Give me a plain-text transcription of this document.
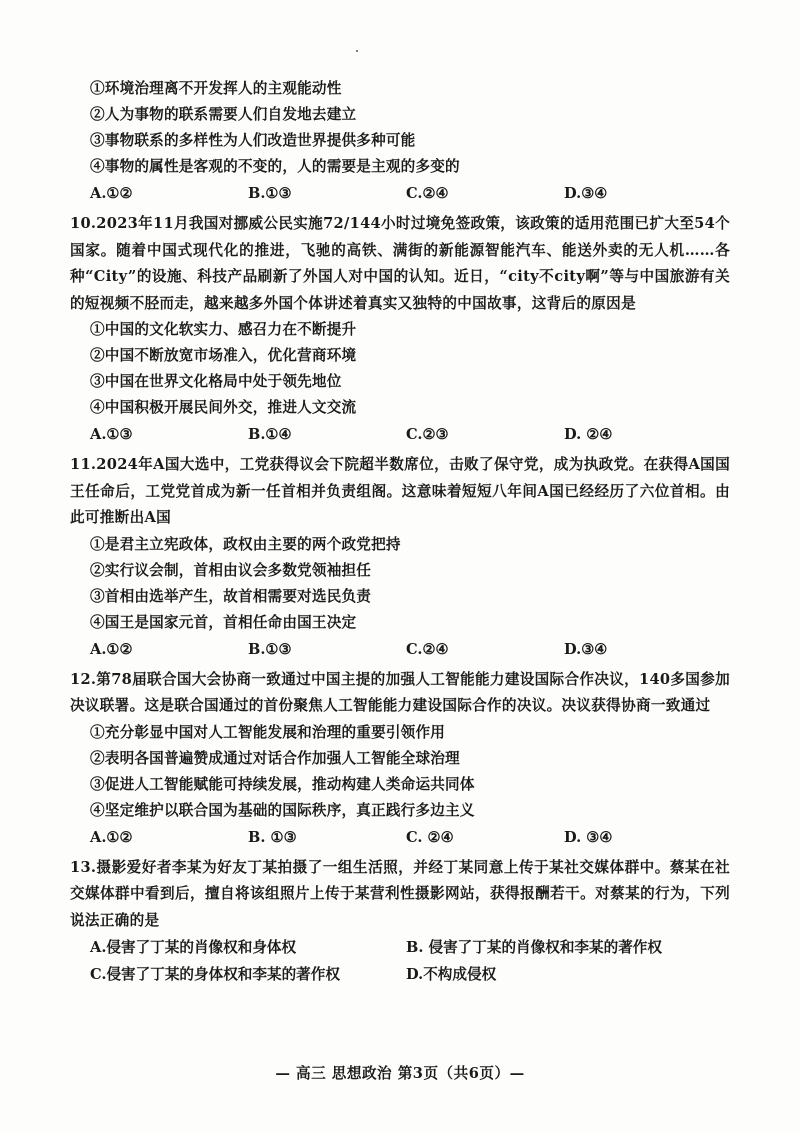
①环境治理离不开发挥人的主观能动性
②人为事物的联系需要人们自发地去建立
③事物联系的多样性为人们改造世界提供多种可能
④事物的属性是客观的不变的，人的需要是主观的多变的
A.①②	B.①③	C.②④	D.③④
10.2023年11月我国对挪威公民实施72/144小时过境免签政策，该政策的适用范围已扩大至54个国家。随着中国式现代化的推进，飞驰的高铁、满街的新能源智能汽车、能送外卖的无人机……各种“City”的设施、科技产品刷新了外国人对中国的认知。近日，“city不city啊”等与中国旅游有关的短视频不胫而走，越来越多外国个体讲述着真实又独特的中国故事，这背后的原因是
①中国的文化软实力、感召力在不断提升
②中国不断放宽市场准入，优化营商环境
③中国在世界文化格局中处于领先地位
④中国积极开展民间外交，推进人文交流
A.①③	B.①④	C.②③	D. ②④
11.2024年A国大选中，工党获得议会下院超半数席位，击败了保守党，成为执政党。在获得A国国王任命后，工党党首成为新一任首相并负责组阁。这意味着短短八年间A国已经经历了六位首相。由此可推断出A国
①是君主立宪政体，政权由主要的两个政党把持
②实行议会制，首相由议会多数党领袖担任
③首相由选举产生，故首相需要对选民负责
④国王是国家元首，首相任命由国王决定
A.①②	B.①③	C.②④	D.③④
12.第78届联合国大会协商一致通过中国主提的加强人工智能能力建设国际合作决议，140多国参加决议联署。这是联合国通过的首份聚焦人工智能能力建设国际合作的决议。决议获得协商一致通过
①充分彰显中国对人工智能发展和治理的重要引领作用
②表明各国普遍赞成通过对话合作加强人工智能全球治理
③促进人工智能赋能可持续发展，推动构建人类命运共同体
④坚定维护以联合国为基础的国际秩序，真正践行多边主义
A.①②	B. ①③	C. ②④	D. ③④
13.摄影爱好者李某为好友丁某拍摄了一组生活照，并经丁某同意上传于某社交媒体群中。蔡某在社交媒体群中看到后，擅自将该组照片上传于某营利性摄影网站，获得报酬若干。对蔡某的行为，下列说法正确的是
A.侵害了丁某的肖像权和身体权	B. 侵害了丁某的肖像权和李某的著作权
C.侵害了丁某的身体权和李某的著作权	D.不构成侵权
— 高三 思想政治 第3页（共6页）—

· · · · · · ·

* **STATED TASK**:
Exclude the pictures. Write out the remaining data exactly.

* **SOLUTION TO THIS EXERCISE**:
Give me a plain-text transcription of this document.
①环境治理离不开发挥人的主观能动性
②人为事物的联系需要人们自发地去建立
③事物联系的多样性为人们改造世界提供多种可能
④事物的属性是客观的不变的，人的需要是主观的多变的
A.①②	B.①③	C.②④	D.③④
10.2023年11月我国对挪威公民实施72/144小时过境免签政策，该政策的适用范围已扩大至54个国家。随着中国式现代化的推进，飞驰的高铁、满街的新能源智能汽车、能送外卖的无人机……各种“City”的设施、科技产品刷新了外国人对中国的认知。近日，“city不city啊”等与中国旅游有关的短视频不胫而走，越来越多外国个体讲述着真实又独特的中国故事，这背后的原因是
①中国的文化软实力、感召力在不断提升
②中国不断放宽市场准入，优化营商环境
③中国在世界文化格局中处于领先地位
④中国积极开展民间外交，推进人文交流
A.①③	B.①④	C.②③	D. ②④
11.2024年A国大选中，工党获得议会下院超半数席位，击败了保守党，成为执政党。在获得A国国王任命后，工党党首成为新一任首相并负责组阁。这意味着短短八年间A国已经经历了六位首相。由此可推断出A国
①是君主立宪政体，政权由主要的两个政党把持
②实行议会制，首相由议会多数党领袖担任
③首相由选举产生，故首相需要对选民负责
④国王是国家元首，首相任命由国王决定
A.①②	B.①③	C.②④	D.③④
12.第78届联合国大会协商一致通过中国主提的加强人工智能能力建设国际合作决议，140多国参加决议联署。这是联合国通过的首份聚焦人工智能能力建设国际合作的决议。决议获得协商一致通过
①充分彰显中国对人工智能发展和治理的重要引领作用
②表明各国普遍赞成通过对话合作加强人工智能全球治理
③促进人工智能赋能可持续发展，推动构建人类命运共同体
④坚定维护以联合国为基础的国际秩序，真正践行多边主义
A.①②	B. ①③	C. ②④	D. ③④
13.摄影爱好者李某为好友丁某拍摄了一组生活照，并经丁某同意上传于某社交媒体群中。蔡某在社交媒体群中看到后，擅自将该组照片上传于某营利性摄影网站，获得报酬若干。对蔡某的行为，下列说法正确的是
A.侵害了丁某的肖像权和身体权	B. 侵害了丁某的肖像权和李某的著作权
C.侵害了丁某的身体权和李某的著作权	D.不构成侵权
— 高三 思想政治 第3页（共6页）—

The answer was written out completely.